(Listings de coordonnées de boîtes)
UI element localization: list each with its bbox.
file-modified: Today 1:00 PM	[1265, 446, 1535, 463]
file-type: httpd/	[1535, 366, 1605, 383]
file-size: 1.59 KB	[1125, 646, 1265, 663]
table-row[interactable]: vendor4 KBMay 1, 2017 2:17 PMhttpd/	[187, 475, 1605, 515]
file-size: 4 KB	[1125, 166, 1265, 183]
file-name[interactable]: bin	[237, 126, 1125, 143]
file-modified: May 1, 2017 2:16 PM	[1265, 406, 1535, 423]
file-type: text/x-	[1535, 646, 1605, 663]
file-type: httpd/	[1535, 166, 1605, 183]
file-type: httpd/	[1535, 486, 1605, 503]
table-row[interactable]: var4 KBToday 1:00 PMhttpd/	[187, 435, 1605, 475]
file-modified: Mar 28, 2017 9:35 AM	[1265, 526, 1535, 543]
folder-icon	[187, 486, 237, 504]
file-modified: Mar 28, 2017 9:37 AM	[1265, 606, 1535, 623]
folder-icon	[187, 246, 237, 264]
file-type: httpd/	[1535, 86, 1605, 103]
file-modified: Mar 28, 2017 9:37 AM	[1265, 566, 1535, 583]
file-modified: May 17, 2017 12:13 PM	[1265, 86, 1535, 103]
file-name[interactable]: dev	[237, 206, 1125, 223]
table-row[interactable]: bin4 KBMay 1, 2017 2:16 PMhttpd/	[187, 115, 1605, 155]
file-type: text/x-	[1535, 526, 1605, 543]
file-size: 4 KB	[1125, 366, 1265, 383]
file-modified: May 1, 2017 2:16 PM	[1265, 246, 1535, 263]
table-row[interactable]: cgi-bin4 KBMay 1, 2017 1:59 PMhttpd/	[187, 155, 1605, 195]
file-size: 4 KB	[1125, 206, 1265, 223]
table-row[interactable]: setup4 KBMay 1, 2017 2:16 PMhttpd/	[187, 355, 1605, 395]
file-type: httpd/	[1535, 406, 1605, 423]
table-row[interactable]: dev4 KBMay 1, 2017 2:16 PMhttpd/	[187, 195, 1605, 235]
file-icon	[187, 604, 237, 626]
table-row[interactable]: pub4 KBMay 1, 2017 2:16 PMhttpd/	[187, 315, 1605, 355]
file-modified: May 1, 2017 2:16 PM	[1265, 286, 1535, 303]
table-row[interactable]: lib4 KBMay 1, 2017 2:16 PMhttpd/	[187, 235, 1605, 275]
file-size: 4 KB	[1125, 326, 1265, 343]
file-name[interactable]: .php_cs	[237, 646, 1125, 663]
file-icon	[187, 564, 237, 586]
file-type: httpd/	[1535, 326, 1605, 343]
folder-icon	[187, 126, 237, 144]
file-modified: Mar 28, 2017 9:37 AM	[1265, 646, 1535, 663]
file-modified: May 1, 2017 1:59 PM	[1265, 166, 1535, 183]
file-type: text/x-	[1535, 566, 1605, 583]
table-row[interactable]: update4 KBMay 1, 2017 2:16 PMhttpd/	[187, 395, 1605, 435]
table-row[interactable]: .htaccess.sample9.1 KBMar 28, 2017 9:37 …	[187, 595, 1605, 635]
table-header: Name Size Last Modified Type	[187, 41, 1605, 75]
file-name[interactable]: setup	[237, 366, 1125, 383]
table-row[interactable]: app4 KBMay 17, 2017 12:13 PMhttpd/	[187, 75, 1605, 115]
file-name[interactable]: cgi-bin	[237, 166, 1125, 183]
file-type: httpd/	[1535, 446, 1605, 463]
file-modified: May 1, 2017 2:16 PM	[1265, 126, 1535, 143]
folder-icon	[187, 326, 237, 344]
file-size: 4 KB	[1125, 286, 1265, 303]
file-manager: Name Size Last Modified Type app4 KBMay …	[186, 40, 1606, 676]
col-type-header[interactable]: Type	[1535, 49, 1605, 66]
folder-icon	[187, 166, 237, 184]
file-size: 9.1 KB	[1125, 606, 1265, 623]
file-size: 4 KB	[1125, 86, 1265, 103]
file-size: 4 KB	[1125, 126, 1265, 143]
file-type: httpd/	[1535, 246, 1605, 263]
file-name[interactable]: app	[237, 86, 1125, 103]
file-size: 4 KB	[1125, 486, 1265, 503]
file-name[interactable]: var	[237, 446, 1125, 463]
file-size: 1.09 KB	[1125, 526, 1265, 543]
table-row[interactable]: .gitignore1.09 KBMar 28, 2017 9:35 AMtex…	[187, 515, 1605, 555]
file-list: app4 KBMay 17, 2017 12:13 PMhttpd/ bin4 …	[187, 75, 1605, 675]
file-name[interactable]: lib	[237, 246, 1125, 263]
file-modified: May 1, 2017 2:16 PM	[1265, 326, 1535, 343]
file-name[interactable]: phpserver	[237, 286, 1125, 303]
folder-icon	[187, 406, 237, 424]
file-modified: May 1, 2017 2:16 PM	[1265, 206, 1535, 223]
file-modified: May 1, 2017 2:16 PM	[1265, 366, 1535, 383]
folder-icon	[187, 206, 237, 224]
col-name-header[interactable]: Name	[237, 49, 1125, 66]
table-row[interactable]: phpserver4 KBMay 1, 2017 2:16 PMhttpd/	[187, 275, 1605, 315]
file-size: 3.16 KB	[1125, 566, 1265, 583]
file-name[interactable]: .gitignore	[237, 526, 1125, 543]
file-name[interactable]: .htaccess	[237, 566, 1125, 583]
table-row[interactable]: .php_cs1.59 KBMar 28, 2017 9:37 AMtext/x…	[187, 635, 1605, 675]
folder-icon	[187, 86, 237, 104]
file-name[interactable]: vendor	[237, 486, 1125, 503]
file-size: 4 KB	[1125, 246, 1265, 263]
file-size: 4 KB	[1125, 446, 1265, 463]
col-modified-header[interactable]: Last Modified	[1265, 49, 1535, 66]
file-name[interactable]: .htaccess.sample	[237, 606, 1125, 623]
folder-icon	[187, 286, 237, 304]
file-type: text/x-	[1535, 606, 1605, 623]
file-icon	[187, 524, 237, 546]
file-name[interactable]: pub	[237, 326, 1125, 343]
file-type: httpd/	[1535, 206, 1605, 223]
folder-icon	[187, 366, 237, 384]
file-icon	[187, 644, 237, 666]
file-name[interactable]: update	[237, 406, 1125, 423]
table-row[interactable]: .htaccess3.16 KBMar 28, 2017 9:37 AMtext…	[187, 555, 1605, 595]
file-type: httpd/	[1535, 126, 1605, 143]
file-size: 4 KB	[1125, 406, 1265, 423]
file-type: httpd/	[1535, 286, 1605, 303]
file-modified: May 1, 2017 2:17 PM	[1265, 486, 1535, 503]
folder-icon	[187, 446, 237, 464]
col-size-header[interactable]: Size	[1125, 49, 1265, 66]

▶ **Énoncé**: Mettez toutes les lignes du listing ci-dessus dans un tableau Markdown à deux colonnes, « Numéro » et « Ligne », en donnant à chaque ligne son numéro et en laissant de côté les lignes vides.

▶ **Réponse rédigée**:
| Numéro | Ligne |
|---|---|
| 1 | UI element localization: list each with its bbox. |
| 2 | file-modified: Today 1:00 PM	[1265, 446, 1535, 463] |
| 3 | file-type: httpd/	[1535, 366, 1605, 383] |
| 4 | file-size: 1.59 KB	[1125, 646, 1265, 663] |
| 5 | table-row[interactable]: vendor4 KBMay 1, 2017 2:17 PMhttpd/	[187, 475, 1605, 515] |
| 6 | file-size: 4 KB	[1125, 166, 1265, 183] |
| 7 | file-name[interactable]: bin	[237, 126, 1125, 143] |
| 8 | file-modified: May 1, 2017 2:16 PM	[1265, 406, 1535, 423] |
| 9 | file-type: text/x-	[1535, 646, 1605, 663] |
| 10 | file-type: httpd/	[1535, 166, 1605, 183] |
| 11 | file-type: httpd/	[1535, 486, 1605, 503] |
| 12 | table-row[interactable]: var4 KBToday 1:00 PMhttpd/	[187, 435, 1605, 475] |
| 13 | file-modified: Mar 28, 2017 9:35 AM	[1265, 526, 1535, 543] |
| 14 | folder-icon	[187, 486, 237, 504] |
| 15 | file-modified: Mar 28, 2017 9:37 AM	[1265, 606, 1535, 623] |
| 16 | folder-icon	[187, 246, 237, 264] |
| 17 | file-type: httpd/	[1535, 86, 1605, 103] |
| 18 | file-modified: Mar 28, 2017 9:37 AM	[1265, 566, 1535, 583] |
| 19 | file-modified: May 17, 2017 12:13 PM	[1265, 86, 1535, 103] |
| 20 | file-name[interactable]: dev	[237, 206, 1125, 223] |
| 21 | table-row[interactable]: bin4 KBMay 1, 2017 2:16 PMhttpd/	[187, 115, 1605, 155] |
| 22 | file-type: text/x-	[1535, 526, 1605, 543] |
| 23 | file-size: 4 KB	[1125, 366, 1265, 383] |
| 24 | file-modified: May 1, 2017 2:16 PM	[1265, 246, 1535, 263] |
| 25 | table-row[interactable]: cgi-bin4 KBMay 1, 2017 1:59 PMhttpd/	[187, 155, 1605, 195] |
| 26 | file-size: 4 KB	[1125, 206, 1265, 223] |
| 27 | table-row[interactable]: setup4 KBMay 1, 2017 2:16 PMhttpd/	[187, 355, 1605, 395] |
| 28 | file-type: httpd/	[1535, 406, 1605, 423] |
| 29 | table-row[interactable]: dev4 KBMay 1, 2017 2:16 PMhttpd/	[187, 195, 1605, 235] |
| 30 | file-icon	[187, 604, 237, 626] |
| 31 | table-row[interactable]: pub4 KBMay 1, 2017 2:16 PMhttpd/	[187, 315, 1605, 355] |
| 32 | file-modified: May 1, 2017 2:16 PM	[1265, 286, 1535, 303] |
| 33 | table-row[interactable]: lib4 KBMay 1, 2017 2:16 PMhttpd/	[187, 235, 1605, 275] |
| 34 | file-size: 4 KB	[1125, 326, 1265, 343] |
| 35 | file-name[interactable]: .php_cs	[237, 646, 1125, 663] |
| 36 | file-icon	[187, 564, 237, 586] |
| 37 | file-type: httpd/	[1535, 326, 1605, 343] |
| 38 | folder-icon	[187, 126, 237, 144] |
| 39 | file-modified: Mar 28, 2017 9:37 AM	[1265, 646, 1535, 663] |
| 40 | file-modified: May 1, 2017 1:59 PM	[1265, 166, 1535, 183] |
| 41 | file-type: text/x-	[1535, 566, 1605, 583] |
| 42 | table-row[interactable]: update4 KBMay 1, 2017 2:16 PMhttpd/	[187, 395, 1605, 435] |
| 43 | table-row[interactable]: .htaccess.sample9.1 KBMar 28, 2017 9:37 …	[187, 595, 1605, 635] |
| 44 | table-header: Name Size Last Modified Type	[187, 41, 1605, 75] |
| 45 | file-name[interactable]: setup	[237, 366, 1125, 383] |
| 46 | table-row[interactable]: app4 KBMay 17, 2017 12:13 PMhttpd/	[187, 75, 1605, 115] |
| 47 | file-name[interactable]: cgi-bin	[237, 166, 1125, 183] |
| 48 | file-type: httpd/	[1535, 446, 1605, 463] |
| 49 | file-modified: May 1, 2017 2:16 PM	[1265, 126, 1535, 143] |
| 50 | folder-icon	[187, 326, 237, 344] |
| 51 | file-size: 4 KB	[1125, 286, 1265, 303] |
| 52 | file-manager: Name Size Last Modified Type app4 KBMay …	[186, 40, 1606, 676] |
| 53 | col-type-header[interactable]: Type	[1535, 49, 1605, 66] |
| 54 | folder-icon	[187, 166, 237, 184] |
| 55 | file-size: 9.1 KB	[1125, 606, 1265, 623] |
| 56 | file-size: 4 KB	[1125, 86, 1265, 103] |
| 57 | file-size: 4 KB	[1125, 126, 1265, 143] |
| 58 | file-type: httpd/	[1535, 246, 1605, 263] |
| 59 | file-name[interactable]: app	[237, 86, 1125, 103] |
| 60 | file-size: 4 KB	[1125, 486, 1265, 503] |
| 61 | file-name[interactable]: var	[237, 446, 1125, 463] |
| 62 | file-size: 1.09 KB	[1125, 526, 1265, 543] |
| 63 | table-row[interactable]: .gitignore1.09 KBMar 28, 2017 9:35 AMtex…	[187, 515, 1605, 555] |
| 64 | file-list: app4 KBMay 17, 2017 12:13 PMhttpd/ bin4 …	[187, 75, 1605, 675] |
| 65 | file-name[interactable]: lib	[237, 246, 1125, 263] |
| 66 | file-modified: May 1, 2017 2:16 PM	[1265, 326, 1535, 343] |
| 67 | file-name[interactable]: phpserver	[237, 286, 1125, 303] |
| 68 | folder-icon	[187, 406, 237, 424] |
| 69 | file-modified: May 1, 2017 2:16 PM	[1265, 206, 1535, 223] |
| 70 | file-modified: May 1, 2017 2:16 PM	[1265, 366, 1535, 383] |
| 71 | folder-icon	[187, 206, 237, 224] |
| 72 | col-name-header[interactable]: Name	[237, 49, 1125, 66] |
| 73 | table-row[interactable]: phpserver4 KBMay 1, 2017 2:16 PMhttpd/	[187, 275, 1605, 315] |
| 74 | file-size: 3.16 KB	[1125, 566, 1265, 583] |
| 75 | file-name[interactable]: .gitignore	[237, 526, 1125, 543] |
| 76 | file-name[interactable]: .htaccess	[237, 566, 1125, 583] |
| 77 | table-row[interactable]: .php_cs1.59 KBMar 28, 2017 9:37 AMtext/x…	[187, 635, 1605, 675] |
| 78 | folder-icon	[187, 86, 237, 104] |
| 79 | file-name[interactable]: vendor	[237, 486, 1125, 503] |
| 80 | file-size: 4 KB	[1125, 246, 1265, 263] |
| 81 | file-size: 4 KB	[1125, 446, 1265, 463] |
| 82 | col-modified-header[interactable]: Last Modified	[1265, 49, 1535, 66] |
| 83 | file-name[interactable]: .htaccess.sample	[237, 606, 1125, 623] |
| 84 | folder-icon	[187, 286, 237, 304] |
| 85 | file-type: text/x-	[1535, 606, 1605, 623] |
| 86 | file-icon	[187, 524, 237, 546] |
| 87 | file-name[interactable]: pub	[237, 326, 1125, 343] |
| 88 | file-type: httpd/	[1535, 206, 1605, 223] |
| 89 | folder-icon	[187, 366, 237, 384] |
| 90 | file-icon	[187, 644, 237, 666] |
| 91 | file-name[interactable]: update	[237, 406, 1125, 423] |
| 92 | table-row[interactable]: .htaccess3.16 KBMar 28, 2017 9:37 AMtext…	[187, 555, 1605, 595] |
| 93 | file-type: httpd/	[1535, 126, 1605, 143] |
| 94 | file-size: 4 KB	[1125, 406, 1265, 423] |
| 95 | file-type: httpd/	[1535, 286, 1605, 303] |
| 96 | file-modified: May 1, 2017 2:17 PM	[1265, 486, 1535, 503] |
| 97 | folder-icon	[187, 446, 237, 464] |
| 98 | col-size-header[interactable]: Size	[1125, 49, 1265, 66] |